Given exercise: Determine the count of lines holding "Community" and give that count alone.

Extracted material:

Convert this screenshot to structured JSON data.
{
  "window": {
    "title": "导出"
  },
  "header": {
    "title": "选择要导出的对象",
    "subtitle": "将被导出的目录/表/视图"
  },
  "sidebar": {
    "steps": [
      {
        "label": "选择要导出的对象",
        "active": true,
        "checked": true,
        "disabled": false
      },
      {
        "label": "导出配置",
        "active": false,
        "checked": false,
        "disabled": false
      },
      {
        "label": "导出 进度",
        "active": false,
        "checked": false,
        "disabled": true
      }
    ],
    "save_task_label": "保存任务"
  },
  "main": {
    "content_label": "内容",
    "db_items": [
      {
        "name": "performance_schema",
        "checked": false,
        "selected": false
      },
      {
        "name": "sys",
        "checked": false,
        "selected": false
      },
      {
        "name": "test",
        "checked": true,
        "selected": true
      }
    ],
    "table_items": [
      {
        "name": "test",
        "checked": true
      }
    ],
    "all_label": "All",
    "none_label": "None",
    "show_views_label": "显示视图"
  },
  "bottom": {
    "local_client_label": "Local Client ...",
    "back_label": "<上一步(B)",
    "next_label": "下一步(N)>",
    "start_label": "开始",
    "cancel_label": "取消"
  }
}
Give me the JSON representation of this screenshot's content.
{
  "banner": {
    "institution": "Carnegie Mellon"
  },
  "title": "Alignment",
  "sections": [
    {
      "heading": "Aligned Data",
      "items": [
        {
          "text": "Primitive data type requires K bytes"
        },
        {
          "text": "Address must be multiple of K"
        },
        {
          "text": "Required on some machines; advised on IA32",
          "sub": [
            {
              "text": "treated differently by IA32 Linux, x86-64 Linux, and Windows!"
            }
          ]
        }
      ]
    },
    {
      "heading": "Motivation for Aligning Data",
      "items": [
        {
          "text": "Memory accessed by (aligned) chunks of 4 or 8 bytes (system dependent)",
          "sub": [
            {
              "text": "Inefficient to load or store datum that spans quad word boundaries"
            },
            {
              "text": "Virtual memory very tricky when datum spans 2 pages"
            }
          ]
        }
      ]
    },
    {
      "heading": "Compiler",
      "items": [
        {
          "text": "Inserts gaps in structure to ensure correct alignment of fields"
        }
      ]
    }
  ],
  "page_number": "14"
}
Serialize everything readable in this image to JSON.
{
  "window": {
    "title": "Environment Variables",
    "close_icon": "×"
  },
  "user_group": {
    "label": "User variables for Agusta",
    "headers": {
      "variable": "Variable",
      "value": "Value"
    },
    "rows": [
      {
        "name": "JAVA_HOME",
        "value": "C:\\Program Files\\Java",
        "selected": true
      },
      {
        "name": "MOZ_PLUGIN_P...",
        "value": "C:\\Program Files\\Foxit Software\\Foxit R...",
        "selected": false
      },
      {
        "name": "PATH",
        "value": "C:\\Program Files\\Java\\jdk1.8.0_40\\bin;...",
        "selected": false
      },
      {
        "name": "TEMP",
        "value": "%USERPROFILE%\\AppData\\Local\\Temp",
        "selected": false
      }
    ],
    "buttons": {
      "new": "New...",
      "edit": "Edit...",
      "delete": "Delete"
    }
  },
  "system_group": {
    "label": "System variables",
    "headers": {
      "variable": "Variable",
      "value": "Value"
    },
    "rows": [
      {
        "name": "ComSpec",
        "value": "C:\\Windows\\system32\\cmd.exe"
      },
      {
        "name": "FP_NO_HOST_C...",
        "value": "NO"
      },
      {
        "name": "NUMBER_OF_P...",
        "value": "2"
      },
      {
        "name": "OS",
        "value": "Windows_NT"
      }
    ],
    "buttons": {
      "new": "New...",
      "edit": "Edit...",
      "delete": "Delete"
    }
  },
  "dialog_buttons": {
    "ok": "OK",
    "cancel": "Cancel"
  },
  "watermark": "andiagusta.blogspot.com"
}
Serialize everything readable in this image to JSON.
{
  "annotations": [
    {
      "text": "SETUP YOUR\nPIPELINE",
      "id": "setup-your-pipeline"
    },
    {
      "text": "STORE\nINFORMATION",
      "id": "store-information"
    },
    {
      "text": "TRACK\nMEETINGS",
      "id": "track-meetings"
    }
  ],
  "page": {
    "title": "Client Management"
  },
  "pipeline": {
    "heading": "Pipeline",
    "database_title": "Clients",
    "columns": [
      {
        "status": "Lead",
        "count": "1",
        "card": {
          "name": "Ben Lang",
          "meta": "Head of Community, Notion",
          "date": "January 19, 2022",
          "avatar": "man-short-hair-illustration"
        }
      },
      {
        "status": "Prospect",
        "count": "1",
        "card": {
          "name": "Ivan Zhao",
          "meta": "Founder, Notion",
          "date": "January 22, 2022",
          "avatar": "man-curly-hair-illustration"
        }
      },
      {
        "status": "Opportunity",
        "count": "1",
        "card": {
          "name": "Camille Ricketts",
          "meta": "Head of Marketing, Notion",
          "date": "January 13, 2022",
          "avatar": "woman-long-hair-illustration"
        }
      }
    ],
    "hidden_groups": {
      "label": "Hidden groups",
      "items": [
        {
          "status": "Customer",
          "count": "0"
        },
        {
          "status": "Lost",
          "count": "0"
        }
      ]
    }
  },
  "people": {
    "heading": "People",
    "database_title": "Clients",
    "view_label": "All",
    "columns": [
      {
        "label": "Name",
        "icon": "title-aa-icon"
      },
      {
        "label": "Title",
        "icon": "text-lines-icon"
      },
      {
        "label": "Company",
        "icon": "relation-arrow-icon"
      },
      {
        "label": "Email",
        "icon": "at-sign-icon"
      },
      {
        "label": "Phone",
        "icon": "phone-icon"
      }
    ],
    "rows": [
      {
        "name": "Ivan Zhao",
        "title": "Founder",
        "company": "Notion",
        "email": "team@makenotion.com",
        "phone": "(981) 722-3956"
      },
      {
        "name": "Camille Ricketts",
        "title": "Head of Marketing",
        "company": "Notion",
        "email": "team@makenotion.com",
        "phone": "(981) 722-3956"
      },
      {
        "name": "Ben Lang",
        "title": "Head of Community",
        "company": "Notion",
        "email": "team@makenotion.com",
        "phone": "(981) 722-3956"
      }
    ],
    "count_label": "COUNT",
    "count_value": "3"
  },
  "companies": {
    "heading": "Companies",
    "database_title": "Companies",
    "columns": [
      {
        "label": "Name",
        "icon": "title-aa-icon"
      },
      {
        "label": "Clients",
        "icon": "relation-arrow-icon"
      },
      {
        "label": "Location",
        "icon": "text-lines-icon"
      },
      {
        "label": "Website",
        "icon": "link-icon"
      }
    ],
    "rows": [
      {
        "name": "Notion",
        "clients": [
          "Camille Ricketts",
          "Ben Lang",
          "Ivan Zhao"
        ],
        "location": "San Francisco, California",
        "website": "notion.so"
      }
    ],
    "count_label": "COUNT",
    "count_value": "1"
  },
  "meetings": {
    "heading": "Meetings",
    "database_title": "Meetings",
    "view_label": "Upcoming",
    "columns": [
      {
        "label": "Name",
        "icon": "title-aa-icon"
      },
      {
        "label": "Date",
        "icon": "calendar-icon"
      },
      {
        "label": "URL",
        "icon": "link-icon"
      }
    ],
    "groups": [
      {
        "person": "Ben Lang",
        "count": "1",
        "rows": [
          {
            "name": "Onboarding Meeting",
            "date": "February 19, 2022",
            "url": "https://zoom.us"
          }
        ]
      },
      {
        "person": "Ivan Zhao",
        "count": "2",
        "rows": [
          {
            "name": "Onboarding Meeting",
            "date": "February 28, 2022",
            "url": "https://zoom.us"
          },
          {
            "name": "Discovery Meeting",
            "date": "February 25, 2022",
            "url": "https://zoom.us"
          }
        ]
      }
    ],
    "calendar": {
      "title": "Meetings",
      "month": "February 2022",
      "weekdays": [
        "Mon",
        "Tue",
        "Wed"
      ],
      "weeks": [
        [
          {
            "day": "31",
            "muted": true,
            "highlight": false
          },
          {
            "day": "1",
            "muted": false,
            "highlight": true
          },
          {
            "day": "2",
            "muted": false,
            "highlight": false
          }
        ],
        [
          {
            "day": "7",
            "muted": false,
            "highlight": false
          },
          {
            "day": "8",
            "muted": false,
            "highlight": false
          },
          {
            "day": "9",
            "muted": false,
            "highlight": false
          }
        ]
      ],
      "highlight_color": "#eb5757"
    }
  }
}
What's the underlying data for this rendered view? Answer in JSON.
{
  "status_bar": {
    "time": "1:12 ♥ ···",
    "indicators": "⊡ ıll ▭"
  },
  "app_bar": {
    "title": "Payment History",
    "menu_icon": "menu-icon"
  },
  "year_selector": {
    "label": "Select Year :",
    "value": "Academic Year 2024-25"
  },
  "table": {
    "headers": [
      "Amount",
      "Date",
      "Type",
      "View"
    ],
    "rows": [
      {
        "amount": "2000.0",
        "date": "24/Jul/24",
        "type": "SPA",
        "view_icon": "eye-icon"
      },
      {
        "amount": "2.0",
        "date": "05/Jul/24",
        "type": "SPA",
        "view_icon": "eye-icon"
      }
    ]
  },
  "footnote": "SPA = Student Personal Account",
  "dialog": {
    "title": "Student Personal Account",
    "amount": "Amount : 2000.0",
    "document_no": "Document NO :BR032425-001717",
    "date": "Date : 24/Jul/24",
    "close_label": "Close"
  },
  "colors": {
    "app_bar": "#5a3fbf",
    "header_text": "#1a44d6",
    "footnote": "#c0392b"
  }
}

Response below: 2